**Supplied records:**
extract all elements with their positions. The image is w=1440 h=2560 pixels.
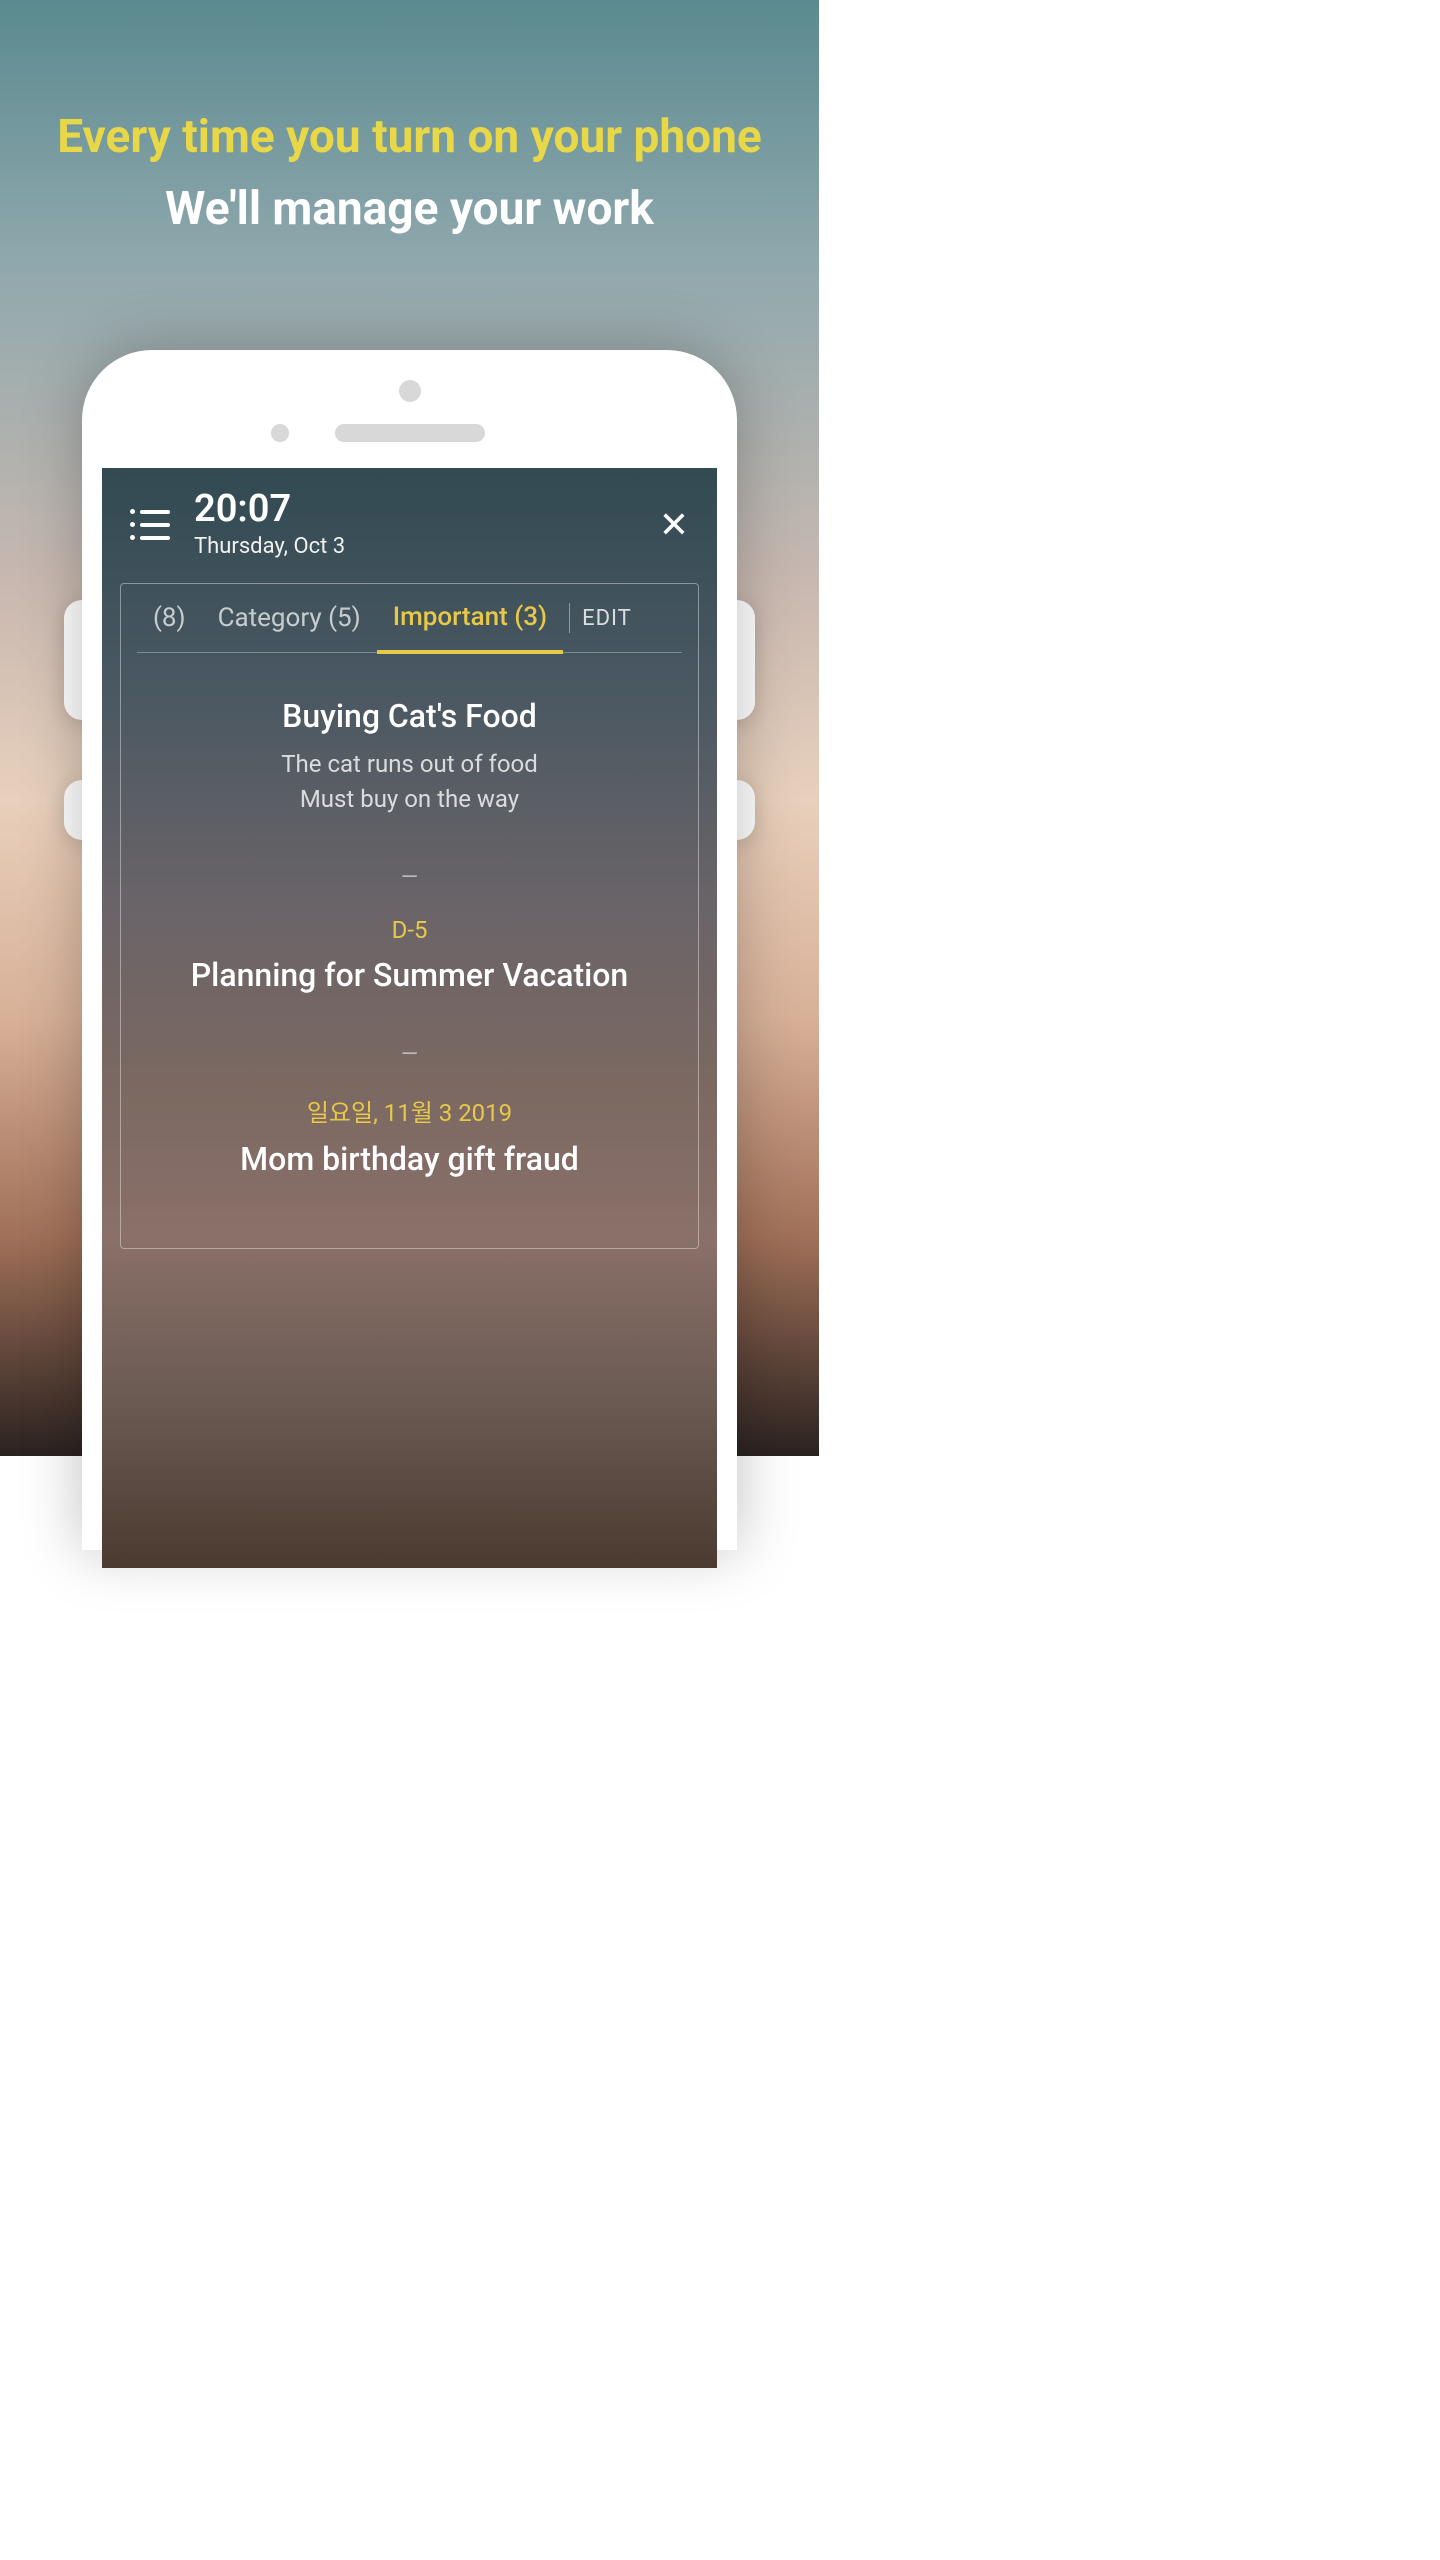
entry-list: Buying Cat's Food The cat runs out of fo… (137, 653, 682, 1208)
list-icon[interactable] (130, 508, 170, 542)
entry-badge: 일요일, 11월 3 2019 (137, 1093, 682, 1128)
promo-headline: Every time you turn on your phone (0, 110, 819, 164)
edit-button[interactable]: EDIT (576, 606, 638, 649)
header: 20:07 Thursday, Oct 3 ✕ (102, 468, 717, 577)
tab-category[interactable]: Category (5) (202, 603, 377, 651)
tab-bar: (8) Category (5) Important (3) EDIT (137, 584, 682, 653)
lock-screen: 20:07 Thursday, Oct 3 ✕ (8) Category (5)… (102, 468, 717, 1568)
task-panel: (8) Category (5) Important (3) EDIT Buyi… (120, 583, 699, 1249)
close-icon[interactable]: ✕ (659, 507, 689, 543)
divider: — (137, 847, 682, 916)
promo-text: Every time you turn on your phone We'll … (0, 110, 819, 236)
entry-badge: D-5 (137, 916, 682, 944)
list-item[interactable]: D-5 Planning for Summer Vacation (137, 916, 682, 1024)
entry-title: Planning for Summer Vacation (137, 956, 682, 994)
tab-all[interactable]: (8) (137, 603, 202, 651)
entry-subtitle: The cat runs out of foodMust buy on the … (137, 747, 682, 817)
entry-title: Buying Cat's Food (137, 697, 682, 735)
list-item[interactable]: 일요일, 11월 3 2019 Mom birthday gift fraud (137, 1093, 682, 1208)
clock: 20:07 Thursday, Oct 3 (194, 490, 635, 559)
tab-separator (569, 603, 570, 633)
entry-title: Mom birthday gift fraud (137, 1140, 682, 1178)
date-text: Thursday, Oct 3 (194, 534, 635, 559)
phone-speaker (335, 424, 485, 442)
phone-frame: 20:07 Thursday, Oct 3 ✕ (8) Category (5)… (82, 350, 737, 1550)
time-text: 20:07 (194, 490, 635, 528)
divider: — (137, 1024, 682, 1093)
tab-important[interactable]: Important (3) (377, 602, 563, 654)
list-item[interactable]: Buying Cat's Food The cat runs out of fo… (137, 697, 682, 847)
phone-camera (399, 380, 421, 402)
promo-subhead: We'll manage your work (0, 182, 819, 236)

==

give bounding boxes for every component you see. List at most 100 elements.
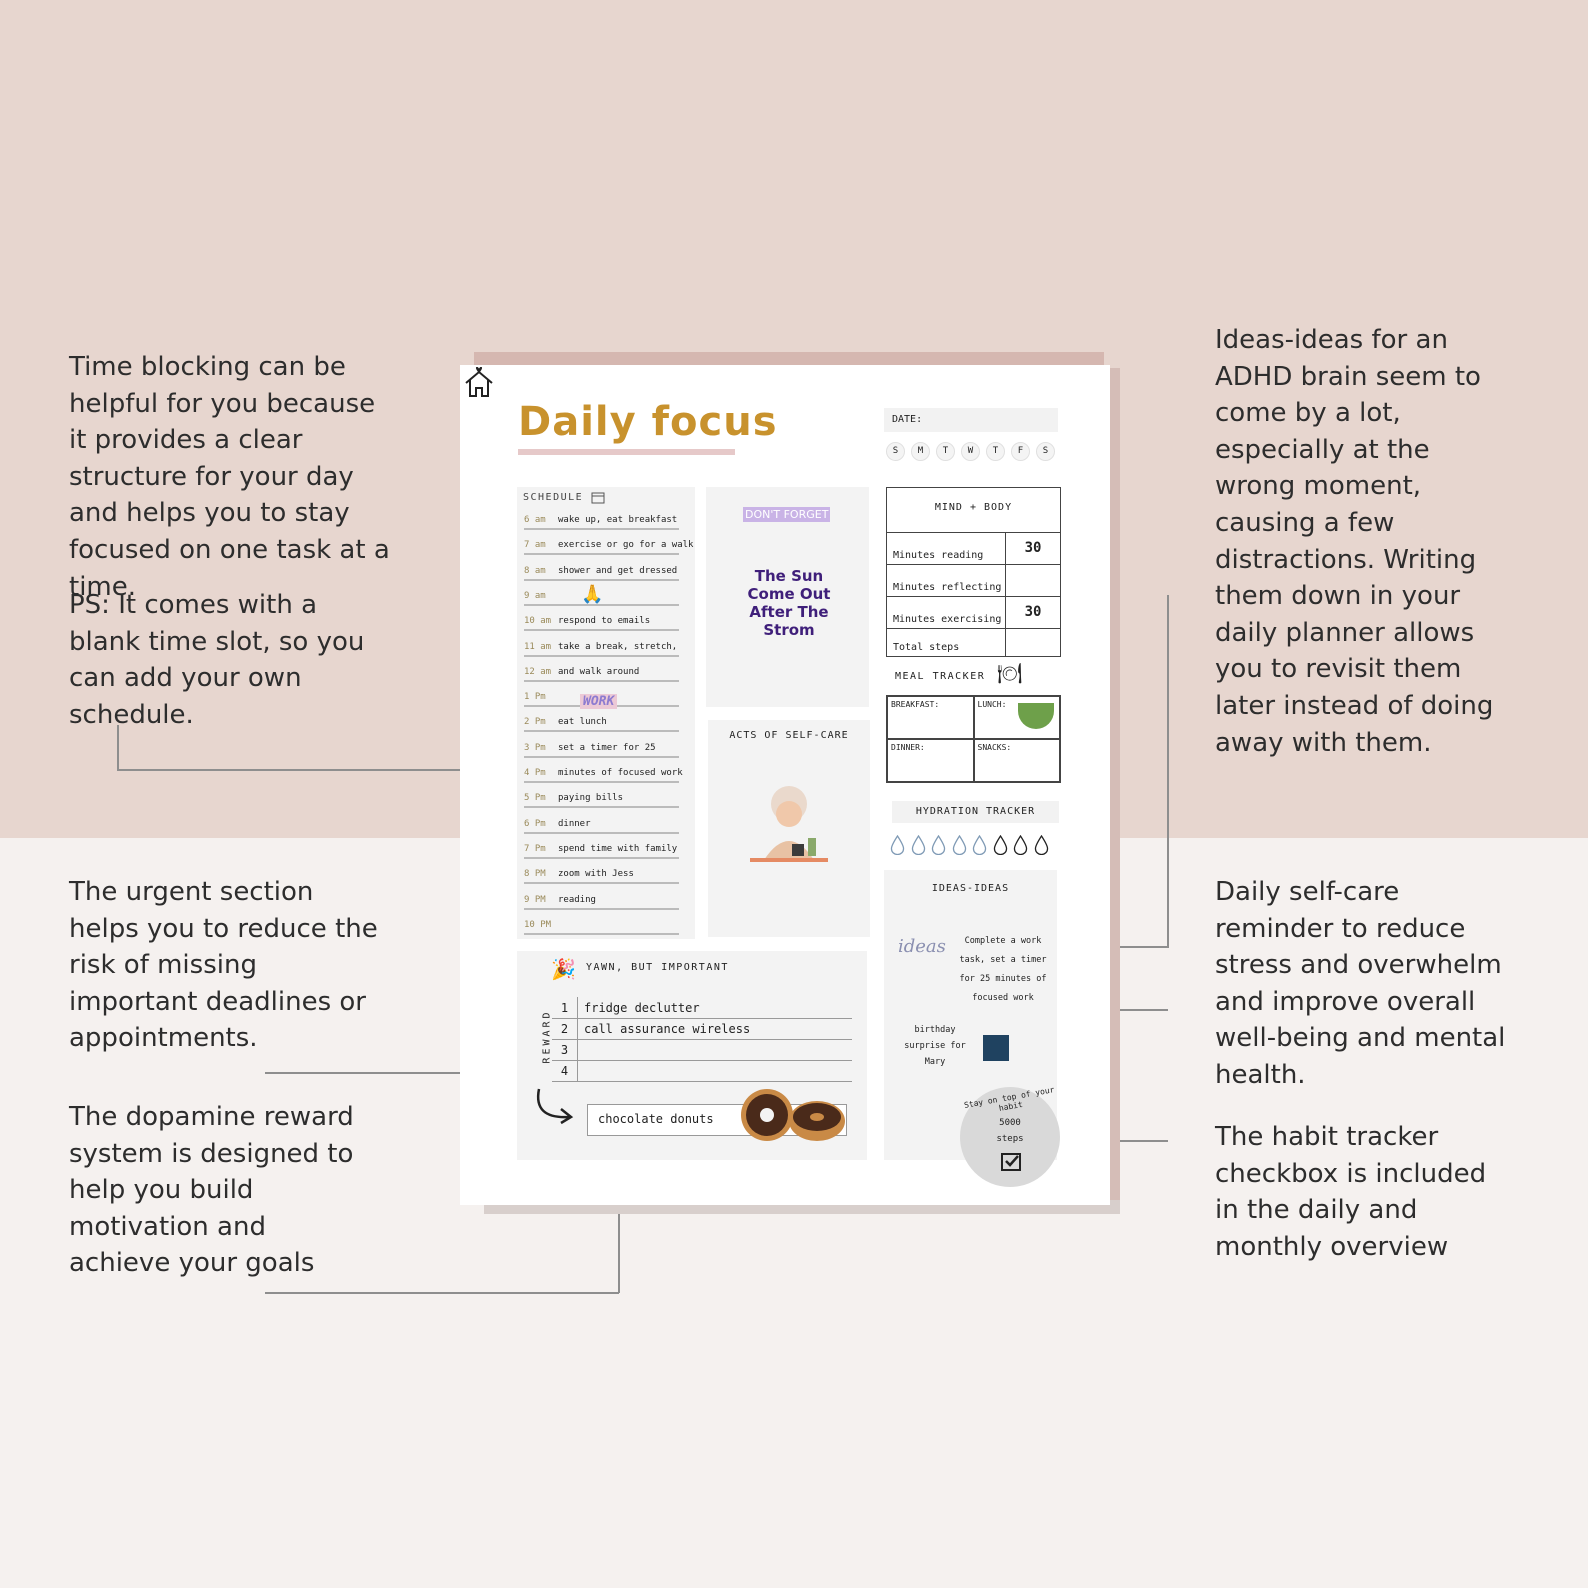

**Problem requirements:** Copy out the material word for word, from the line containing "extract all elements" through the line containing "header: 20:07 Thursday, Oct", both included. Leave out the pictures.

**Finished task:**
extract all elements with their positions. The image is w=1440 h=2560 pixels.
entry-list: Buying Cat's Food The cat runs out of fo… (137, 653, 682, 1208)
list-icon[interactable] (130, 508, 170, 542)
entry-badge: 일요일, 11월 3 2019 (137, 1093, 682, 1128)
promo-headline: Every time you turn on your phone (0, 110, 819, 164)
edit-button[interactable]: EDIT (576, 606, 638, 649)
header: 20:07 Thursday, Oct 3 ✕ (102, 468, 717, 577)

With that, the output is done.